------ Given data ------

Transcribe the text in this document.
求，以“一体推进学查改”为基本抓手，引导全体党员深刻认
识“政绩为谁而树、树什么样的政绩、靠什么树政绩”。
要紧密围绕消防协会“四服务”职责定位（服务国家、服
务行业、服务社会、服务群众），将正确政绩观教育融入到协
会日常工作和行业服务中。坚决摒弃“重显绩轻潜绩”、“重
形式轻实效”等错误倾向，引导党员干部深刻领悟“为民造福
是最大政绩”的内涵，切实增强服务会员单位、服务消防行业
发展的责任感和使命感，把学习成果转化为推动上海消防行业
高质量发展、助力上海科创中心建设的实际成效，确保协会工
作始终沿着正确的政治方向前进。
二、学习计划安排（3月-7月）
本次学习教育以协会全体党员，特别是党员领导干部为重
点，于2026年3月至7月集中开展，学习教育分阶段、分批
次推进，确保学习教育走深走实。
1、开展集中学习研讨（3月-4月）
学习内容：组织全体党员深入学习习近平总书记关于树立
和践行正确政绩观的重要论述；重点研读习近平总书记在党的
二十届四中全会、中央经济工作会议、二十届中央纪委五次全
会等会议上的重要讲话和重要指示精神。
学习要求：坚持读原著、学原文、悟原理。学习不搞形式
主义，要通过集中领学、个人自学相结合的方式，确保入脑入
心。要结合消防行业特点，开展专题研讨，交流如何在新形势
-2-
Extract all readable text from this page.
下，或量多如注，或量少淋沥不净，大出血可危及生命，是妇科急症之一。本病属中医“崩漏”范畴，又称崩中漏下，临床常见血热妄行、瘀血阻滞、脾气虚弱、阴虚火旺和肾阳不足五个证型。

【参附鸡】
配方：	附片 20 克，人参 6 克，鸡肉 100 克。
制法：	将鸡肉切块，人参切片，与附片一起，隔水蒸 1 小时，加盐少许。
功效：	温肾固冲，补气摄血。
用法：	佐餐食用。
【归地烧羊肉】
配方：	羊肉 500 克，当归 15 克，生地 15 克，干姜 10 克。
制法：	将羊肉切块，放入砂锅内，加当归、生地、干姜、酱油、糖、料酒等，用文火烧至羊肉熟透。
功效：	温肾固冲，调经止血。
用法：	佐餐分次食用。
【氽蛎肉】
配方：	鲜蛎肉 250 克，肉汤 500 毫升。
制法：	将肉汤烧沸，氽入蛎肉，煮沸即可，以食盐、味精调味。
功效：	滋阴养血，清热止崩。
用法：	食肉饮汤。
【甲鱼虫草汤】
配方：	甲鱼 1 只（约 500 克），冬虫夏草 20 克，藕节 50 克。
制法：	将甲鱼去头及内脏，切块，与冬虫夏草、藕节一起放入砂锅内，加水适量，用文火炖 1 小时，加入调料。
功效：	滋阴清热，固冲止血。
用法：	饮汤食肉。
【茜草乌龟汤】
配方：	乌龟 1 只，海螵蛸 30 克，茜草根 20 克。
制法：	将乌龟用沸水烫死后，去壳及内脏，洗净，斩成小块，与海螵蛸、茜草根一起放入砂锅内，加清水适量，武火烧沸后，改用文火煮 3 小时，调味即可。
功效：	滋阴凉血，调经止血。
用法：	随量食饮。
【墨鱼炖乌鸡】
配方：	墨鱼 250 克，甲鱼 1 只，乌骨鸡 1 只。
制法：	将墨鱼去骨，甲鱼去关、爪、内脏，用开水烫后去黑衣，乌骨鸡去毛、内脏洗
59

------

■ Requirements ■
In the entries above, take the line containing "Extract all readable text from this page." and each later line through the last, and repeat them exactly. Output nothing else.

■ Solved problem ■
Extract all readable text from this page.
下，或量多如注，或量少淋沥不净，大出血可危及生命，是妇科急症之一。本病属中医“崩漏”范畴，又称崩中漏下，临床常见血热妄行、瘀血阻滞、脾气虚弱、阴虚火旺和肾阳不足五个证型。

【参附鸡】
配方：	附片 20 克，人参 6 克，鸡肉 100 克。
制法：	将鸡肉切块，人参切片，与附片一起，隔水蒸 1 小时，加盐少许。
功效：	温肾固冲，补气摄血。
用法：	佐餐食用。
【归地烧羊肉】
配方：	羊肉 500 克，当归 15 克，生地 15 克，干姜 10 克。
制法：	将羊肉切块，放入砂锅内，加当归、生地、干姜、酱油、糖、料酒等，用文火烧至羊肉熟透。
功效：	温肾固冲，调经止血。
用法：	佐餐分次食用。
【氽蛎肉】
配方：	鲜蛎肉 250 克，肉汤 500 毫升。
制法：	将肉汤烧沸，氽入蛎肉，煮沸即可，以食盐、味精调味。
功效：	滋阴养血，清热止崩。
用法：	食肉饮汤。
【甲鱼虫草汤】
配方：	甲鱼 1 只（约 500 克），冬虫夏草 20 克，藕节 50 克。
制法：	将甲鱼去头及内脏，切块，与冬虫夏草、藕节一起放入砂锅内，加水适量，用文火炖 1 小时，加入调料。
功效：	滋阴清热，固冲止血。
用法：	饮汤食肉。
【茜草乌龟汤】
配方：	乌龟 1 只，海螵蛸 30 克，茜草根 20 克。
制法：	将乌龟用沸水烫死后，去壳及内脏，洗净，斩成小块，与海螵蛸、茜草根一起放入砂锅内，加清水适量，武火烧沸后，改用文火煮 3 小时，调味即可。
功效：	滋阴凉血，调经止血。
用法：	随量食饮。
【墨鱼炖乌鸡】
配方：	墨鱼 250 克，甲鱼 1 只，乌骨鸡 1 只。
制法：	将墨鱼去骨，甲鱼去关、爪、内脏，用开水烫后去黑衣，乌骨鸡去毛、内脏洗
59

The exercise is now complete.